-------- Data supplied

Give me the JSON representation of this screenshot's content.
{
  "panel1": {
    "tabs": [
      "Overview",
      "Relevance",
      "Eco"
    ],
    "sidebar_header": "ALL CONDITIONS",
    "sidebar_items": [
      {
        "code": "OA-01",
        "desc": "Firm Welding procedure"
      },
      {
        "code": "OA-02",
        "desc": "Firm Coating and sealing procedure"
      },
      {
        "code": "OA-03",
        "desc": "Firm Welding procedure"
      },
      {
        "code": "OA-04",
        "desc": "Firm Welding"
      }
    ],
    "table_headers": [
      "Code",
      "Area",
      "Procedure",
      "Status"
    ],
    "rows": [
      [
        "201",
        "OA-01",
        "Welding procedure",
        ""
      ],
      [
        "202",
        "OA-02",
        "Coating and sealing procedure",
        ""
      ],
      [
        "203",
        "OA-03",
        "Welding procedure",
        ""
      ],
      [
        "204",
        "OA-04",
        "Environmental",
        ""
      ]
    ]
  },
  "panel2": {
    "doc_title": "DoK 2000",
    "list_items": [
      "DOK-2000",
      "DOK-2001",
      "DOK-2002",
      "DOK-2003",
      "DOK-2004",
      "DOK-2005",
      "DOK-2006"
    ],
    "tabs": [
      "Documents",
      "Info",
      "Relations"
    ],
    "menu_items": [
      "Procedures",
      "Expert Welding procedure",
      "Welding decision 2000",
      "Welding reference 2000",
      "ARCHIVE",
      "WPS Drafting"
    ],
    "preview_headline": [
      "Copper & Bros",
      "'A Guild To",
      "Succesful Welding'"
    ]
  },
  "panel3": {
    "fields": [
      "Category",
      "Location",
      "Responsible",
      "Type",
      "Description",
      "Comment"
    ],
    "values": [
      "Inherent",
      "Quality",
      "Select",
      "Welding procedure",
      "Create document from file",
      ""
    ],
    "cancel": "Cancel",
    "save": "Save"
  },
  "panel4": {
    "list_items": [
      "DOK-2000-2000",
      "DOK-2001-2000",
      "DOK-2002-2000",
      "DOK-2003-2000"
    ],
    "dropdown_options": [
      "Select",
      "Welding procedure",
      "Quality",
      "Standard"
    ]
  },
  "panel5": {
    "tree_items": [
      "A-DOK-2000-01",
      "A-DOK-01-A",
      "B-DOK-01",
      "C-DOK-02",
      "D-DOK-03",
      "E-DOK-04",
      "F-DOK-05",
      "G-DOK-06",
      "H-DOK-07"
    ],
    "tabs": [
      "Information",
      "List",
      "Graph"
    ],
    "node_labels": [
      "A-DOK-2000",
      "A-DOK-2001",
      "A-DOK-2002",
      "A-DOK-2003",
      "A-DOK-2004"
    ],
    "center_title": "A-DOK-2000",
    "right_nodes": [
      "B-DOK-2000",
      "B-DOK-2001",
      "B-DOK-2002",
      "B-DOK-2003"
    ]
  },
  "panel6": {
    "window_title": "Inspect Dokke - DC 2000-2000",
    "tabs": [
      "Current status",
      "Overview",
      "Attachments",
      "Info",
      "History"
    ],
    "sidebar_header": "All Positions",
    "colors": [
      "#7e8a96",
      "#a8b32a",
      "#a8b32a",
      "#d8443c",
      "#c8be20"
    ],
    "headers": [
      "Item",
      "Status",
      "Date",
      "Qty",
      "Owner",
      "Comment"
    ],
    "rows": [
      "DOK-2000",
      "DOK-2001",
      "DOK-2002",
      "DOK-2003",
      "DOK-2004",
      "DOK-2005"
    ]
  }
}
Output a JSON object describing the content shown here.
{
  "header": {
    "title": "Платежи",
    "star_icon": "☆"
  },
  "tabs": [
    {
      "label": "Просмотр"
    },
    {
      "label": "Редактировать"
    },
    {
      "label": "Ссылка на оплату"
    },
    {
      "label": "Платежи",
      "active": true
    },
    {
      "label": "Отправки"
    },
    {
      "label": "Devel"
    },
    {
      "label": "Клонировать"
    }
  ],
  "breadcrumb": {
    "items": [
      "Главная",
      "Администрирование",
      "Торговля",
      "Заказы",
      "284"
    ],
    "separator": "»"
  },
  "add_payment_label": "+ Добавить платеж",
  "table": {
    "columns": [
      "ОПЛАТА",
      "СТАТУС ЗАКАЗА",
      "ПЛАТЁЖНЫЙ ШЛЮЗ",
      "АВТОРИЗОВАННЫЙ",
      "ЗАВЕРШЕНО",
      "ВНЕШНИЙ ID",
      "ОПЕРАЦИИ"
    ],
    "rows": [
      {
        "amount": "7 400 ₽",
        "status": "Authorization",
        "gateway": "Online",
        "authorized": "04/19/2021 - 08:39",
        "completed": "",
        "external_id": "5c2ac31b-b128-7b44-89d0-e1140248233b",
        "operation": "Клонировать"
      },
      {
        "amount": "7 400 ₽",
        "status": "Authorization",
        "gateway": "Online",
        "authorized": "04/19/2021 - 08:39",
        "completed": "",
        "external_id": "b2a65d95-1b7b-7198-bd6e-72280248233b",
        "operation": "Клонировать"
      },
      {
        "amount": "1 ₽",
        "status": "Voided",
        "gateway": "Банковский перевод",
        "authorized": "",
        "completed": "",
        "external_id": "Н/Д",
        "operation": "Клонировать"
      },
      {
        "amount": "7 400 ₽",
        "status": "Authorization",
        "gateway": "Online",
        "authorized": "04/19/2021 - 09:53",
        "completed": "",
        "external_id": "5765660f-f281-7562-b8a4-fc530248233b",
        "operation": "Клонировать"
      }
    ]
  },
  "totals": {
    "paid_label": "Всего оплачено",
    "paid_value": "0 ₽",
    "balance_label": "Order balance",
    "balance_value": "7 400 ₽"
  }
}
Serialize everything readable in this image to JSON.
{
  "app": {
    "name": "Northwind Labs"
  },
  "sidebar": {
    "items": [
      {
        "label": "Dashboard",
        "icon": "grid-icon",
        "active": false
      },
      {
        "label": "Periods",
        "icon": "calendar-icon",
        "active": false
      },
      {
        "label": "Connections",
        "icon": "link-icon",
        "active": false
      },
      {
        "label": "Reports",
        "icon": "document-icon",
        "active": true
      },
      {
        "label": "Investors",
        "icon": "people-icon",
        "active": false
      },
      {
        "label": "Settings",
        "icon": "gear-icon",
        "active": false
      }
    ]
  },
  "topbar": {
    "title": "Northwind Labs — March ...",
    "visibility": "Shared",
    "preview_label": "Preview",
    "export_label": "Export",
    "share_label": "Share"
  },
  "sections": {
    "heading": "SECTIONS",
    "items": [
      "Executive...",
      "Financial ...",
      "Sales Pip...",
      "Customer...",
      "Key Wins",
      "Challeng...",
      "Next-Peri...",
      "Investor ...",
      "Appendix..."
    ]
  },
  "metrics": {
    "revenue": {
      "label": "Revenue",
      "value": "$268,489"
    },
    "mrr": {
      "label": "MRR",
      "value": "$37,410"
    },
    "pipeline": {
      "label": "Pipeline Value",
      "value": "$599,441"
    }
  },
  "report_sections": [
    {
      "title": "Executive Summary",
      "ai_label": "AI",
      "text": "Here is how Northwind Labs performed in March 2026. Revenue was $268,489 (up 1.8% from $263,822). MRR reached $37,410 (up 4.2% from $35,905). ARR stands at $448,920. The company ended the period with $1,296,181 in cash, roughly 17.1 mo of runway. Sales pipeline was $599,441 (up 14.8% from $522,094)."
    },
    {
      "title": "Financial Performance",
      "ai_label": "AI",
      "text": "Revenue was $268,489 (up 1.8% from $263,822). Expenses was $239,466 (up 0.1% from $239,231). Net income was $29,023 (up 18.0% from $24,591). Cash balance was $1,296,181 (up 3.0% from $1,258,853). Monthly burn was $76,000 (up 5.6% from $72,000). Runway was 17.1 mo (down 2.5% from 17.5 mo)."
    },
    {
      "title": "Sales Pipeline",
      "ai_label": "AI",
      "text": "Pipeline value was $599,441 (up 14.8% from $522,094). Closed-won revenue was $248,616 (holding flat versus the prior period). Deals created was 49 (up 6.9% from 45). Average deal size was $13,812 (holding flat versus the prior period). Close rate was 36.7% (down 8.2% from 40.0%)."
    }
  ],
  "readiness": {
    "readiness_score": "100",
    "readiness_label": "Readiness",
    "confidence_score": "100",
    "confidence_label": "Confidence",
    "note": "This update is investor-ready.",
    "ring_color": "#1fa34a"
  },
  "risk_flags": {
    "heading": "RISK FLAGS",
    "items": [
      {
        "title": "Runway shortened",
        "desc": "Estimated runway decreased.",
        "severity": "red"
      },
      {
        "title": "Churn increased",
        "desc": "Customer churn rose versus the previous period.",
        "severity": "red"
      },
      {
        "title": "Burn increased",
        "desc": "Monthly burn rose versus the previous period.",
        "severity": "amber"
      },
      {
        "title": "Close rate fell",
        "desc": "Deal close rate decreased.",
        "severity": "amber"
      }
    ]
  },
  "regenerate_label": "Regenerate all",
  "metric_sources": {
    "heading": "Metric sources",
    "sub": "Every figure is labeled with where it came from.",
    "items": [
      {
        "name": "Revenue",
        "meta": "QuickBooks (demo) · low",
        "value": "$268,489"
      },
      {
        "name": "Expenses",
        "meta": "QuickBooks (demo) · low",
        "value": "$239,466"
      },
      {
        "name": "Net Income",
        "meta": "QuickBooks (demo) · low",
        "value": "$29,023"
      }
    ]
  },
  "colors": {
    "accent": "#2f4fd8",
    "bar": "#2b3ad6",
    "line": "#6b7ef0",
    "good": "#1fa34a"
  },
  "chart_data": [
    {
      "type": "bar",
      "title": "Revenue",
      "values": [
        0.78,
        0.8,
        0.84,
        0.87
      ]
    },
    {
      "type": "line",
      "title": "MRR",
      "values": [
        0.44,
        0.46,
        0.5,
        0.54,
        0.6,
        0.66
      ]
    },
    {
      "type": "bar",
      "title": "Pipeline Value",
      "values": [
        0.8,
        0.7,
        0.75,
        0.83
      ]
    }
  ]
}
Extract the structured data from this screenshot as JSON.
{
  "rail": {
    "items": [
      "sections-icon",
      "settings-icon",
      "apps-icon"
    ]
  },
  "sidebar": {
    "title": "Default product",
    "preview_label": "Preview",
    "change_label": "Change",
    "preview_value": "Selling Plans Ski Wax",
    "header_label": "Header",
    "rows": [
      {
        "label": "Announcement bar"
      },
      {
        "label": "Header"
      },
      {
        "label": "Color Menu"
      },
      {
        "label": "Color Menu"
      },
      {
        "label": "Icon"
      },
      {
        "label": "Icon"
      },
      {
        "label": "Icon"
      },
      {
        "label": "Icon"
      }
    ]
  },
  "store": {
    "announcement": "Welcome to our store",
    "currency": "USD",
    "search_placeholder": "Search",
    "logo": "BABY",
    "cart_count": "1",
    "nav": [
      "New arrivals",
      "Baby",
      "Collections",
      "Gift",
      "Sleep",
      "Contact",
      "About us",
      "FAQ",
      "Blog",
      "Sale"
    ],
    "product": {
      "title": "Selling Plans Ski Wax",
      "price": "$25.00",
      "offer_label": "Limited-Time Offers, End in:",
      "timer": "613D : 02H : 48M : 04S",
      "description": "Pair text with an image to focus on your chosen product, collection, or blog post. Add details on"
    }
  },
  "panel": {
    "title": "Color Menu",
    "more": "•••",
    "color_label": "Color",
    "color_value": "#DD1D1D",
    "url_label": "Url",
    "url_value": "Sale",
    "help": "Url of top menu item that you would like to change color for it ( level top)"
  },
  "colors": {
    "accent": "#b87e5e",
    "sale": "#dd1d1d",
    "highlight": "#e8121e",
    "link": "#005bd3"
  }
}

----------------

**Your task**
Check each line above for "authorized" and return the ones that have it.

**Correct result**
        "authorized": "04/19/2021 - 08:39",
        "authorized": "04/19/2021 - 08:39",
        "authorized": "",
        "authorized": "04/19/2021 - 09:53",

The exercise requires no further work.